REQUIRED TASK :: Turn each of the rows below into a numbered list, leaving out any blank lines.
★ ★ ★
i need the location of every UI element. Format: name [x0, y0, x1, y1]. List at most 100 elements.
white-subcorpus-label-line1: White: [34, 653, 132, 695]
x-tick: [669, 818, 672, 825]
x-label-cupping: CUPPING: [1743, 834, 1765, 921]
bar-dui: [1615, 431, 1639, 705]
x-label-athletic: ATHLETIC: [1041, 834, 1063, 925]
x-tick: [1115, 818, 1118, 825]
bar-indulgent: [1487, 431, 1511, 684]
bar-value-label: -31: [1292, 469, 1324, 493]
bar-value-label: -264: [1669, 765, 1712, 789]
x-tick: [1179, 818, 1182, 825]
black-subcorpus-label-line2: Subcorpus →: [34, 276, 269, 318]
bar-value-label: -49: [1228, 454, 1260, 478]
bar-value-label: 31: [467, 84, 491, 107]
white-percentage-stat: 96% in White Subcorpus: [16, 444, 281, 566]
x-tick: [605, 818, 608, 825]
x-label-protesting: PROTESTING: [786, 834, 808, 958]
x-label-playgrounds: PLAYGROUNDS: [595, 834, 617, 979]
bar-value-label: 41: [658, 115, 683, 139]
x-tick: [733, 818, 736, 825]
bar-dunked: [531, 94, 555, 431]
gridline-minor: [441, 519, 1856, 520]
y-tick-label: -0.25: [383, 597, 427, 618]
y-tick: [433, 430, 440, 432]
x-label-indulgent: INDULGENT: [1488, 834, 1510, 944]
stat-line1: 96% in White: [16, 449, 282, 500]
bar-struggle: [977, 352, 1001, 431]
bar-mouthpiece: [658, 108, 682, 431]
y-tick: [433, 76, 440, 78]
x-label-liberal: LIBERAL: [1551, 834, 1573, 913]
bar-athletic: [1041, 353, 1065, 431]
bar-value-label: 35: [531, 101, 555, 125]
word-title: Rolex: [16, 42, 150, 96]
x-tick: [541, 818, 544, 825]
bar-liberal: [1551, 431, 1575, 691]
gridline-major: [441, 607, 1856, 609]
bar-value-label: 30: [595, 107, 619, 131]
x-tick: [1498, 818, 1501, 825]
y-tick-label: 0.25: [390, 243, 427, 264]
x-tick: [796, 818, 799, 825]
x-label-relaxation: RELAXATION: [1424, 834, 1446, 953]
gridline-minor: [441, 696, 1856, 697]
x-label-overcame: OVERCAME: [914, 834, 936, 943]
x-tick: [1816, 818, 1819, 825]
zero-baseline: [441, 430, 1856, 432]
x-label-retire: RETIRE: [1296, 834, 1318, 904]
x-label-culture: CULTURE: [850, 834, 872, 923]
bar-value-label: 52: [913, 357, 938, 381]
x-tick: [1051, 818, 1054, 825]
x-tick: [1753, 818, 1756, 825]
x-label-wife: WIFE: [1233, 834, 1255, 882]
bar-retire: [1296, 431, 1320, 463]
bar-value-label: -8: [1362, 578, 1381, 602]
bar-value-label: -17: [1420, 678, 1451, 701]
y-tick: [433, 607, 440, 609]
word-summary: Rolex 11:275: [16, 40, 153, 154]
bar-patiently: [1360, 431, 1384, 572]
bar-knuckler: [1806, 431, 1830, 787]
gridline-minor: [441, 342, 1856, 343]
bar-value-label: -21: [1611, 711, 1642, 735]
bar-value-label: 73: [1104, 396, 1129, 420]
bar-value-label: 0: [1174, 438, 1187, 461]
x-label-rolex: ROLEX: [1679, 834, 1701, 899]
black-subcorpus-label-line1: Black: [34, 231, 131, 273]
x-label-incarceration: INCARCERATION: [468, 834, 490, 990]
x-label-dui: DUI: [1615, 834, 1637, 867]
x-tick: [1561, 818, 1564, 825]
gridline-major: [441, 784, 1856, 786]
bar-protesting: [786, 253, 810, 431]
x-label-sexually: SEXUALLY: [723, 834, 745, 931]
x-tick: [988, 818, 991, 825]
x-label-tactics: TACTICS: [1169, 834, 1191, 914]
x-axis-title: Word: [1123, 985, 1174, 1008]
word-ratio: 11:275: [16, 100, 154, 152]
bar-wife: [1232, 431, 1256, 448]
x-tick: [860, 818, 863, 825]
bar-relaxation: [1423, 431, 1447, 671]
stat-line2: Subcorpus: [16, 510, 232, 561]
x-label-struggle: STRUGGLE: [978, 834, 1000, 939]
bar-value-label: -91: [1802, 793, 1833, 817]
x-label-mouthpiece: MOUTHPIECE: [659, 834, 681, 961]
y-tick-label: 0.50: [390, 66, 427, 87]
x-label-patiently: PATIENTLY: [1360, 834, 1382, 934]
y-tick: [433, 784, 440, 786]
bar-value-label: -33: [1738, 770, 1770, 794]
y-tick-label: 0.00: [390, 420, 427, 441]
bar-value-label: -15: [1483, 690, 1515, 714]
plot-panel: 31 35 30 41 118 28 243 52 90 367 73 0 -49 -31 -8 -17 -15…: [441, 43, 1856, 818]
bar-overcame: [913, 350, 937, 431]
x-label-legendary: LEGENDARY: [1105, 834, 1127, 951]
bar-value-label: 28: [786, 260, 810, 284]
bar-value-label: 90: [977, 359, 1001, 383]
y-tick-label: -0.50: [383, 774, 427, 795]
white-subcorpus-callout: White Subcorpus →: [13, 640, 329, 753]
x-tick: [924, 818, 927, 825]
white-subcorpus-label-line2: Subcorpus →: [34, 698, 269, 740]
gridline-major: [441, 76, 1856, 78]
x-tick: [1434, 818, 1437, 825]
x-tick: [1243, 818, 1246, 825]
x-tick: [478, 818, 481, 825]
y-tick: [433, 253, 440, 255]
★ ★ ★
SOLUTION BELOW ::
1. i need the location of every UI element. Format: name [x0, y0, x1, y1]. List at most 100 elements.
2. white-subcorpus-label-line1: White: [34, 653, 132, 695]
3. x-tick: [669, 818, 672, 825]
4. x-label-cupping: CUPPING: [1743, 834, 1765, 921]
5. bar-dui: [1615, 431, 1639, 705]
6. x-label-athletic: ATHLETIC: [1041, 834, 1063, 925]
7. x-tick: [1115, 818, 1118, 825]
8. bar-indulgent: [1487, 431, 1511, 684]
9. bar-value-label: -31: [1292, 469, 1324, 493]
10. bar-value-label: -264: [1669, 765, 1712, 789]
11. x-tick: [1179, 818, 1182, 825]
12. black-subcorpus-label-line2: Subcorpus →: [34, 276, 269, 318]
13. bar-value-label: -49: [1228, 454, 1260, 478]
14. bar-value-label: 31: [467, 84, 491, 107]
15. white-percentage-stat: 96% in White Subcorpus: [16, 444, 281, 566]
16. x-tick: [605, 818, 608, 825]
17. x-label-protesting: PROTESTING: [786, 834, 808, 958]
18. x-label-playgrounds: PLAYGROUNDS: [595, 834, 617, 979]
19. bar-value-label: 41: [658, 115, 683, 139]
20. x-tick: [733, 818, 736, 825]
21. bar-dunked: [531, 94, 555, 431]
22. gridline-minor: [441, 519, 1856, 520]
23. y-tick-label: -0.25: [383, 597, 427, 618]
24. y-tick: [433, 430, 440, 432]
25. x-label-indulgent: INDULGENT: [1488, 834, 1510, 944]
26. stat-line1: 96% in White: [16, 449, 282, 500]
27. bar-struggle: [977, 352, 1001, 431]
28. bar-mouthpiece: [658, 108, 682, 431]
29. y-tick: [433, 76, 440, 78]
30. x-label-liberal: LIBERAL: [1551, 834, 1573, 913]
31. bar-athletic: [1041, 353, 1065, 431]
32. bar-value-label: 35: [531, 101, 555, 125]
33. word-title: Rolex: [16, 42, 150, 96]
34. x-tick: [541, 818, 544, 825]
35. bar-liberal: [1551, 431, 1575, 691]
36. gridline-major: [441, 607, 1856, 609]
37. bar-value-label: 30: [595, 107, 619, 131]
38. x-tick: [1498, 818, 1501, 825]
39. y-tick-label: 0.25: [390, 243, 427, 264]
40. x-tick: [796, 818, 799, 825]
41. x-label-relaxation: RELAXATION: [1424, 834, 1446, 953]
42. gridline-minor: [441, 696, 1856, 697]
43. x-label-overcame: OVERCAME: [914, 834, 936, 943]
44. x-tick: [1816, 818, 1819, 825]
45. zero-baseline: [441, 430, 1856, 432]
46. x-label-retire: RETIRE: [1296, 834, 1318, 904]
47. x-label-culture: CULTURE: [850, 834, 872, 923]
48. bar-value-label: 52: [913, 357, 938, 381]
49. x-tick: [1051, 818, 1054, 825]
50. x-tick: [1753, 818, 1756, 825]
51. x-label-wife: WIFE: [1233, 834, 1255, 882]
52. bar-retire: [1296, 431, 1320, 463]
53. bar-value-label: -8: [1362, 578, 1381, 602]
54. bar-value-label: -17: [1420, 678, 1451, 701]
55. y-tick: [433, 607, 440, 609]
56. word-summary: Rolex 11:275: [16, 40, 153, 154]
57. bar-patiently: [1360, 431, 1384, 572]
58. bar-knuckler: [1806, 431, 1830, 787]
59. gridline-minor: [441, 342, 1856, 343]
60. bar-value-label: -21: [1611, 711, 1642, 735]
61. bar-value-label: 73: [1104, 396, 1129, 420]
62. bar-value-label: 0: [1174, 438, 1187, 461]
63. x-label-rolex: ROLEX: [1679, 834, 1701, 899]
64. black-subcorpus-label-line1: Black: [34, 231, 131, 273]
65. x-label-incarceration: INCARCERATION: [468, 834, 490, 990]
66. x-label-dui: DUI: [1615, 834, 1637, 867]
67. x-tick: [1561, 818, 1564, 825]
68. gridline-major: [441, 784, 1856, 786]
69. bar-protesting: [786, 253, 810, 431]
70. x-label-sexually: SEXUALLY: [723, 834, 745, 931]
71. x-tick: [988, 818, 991, 825]
72. x-label-tactics: TACTICS: [1169, 834, 1191, 914]
73. x-axis-title: Word: [1123, 985, 1174, 1008]
74. word-ratio: 11:275: [16, 100, 154, 152]
75. bar-wife: [1232, 431, 1256, 448]
76. x-tick: [860, 818, 863, 825]
77. bar-relaxation: [1423, 431, 1447, 671]
78. stat-line2: Subcorpus: [16, 510, 232, 561]
79. x-label-struggle: STRUGGLE: [978, 834, 1000, 939]
80. bar-value-label: -91: [1802, 793, 1833, 817]
81. x-label-mouthpiece: MOUTHPIECE: [659, 834, 681, 961]
82. y-tick-label: 0.50: [390, 66, 427, 87]
83. x-label-patiently: PATIENTLY: [1360, 834, 1382, 934]
84. y-tick: [433, 784, 440, 786]
85. bar-value-label: -33: [1738, 770, 1770, 794]
86. y-tick-label: 0.00: [390, 420, 427, 441]
87. bar-value-label: -15: [1483, 690, 1515, 714]
88. plot-panel: 31 35 30 41 118 28 243 52 90 367 73 0 -49 -31 -8 -17 -15…: [441, 43, 1856, 818]
89. bar-overcame: [913, 350, 937, 431]
90. x-label-legendary: LEGENDARY: [1105, 834, 1127, 951]
91. bar-value-label: 28: [786, 260, 810, 284]
92. bar-value-label: 90: [977, 359, 1001, 383]
93. y-tick-label: -0.50: [383, 774, 427, 795]
94. white-subcorpus-callout: White Subcorpus →: [13, 640, 329, 753]
95. x-tick: [924, 818, 927, 825]
96. white-subcorpus-label-line2: Subcorpus →: [34, 698, 269, 740]
97. gridline-major: [441, 76, 1856, 78]
98. x-tick: [1434, 818, 1437, 825]
99. x-tick: [1243, 818, 1246, 825]
100. x-tick: [478, 818, 481, 825]
101. y-tick: [433, 253, 440, 255]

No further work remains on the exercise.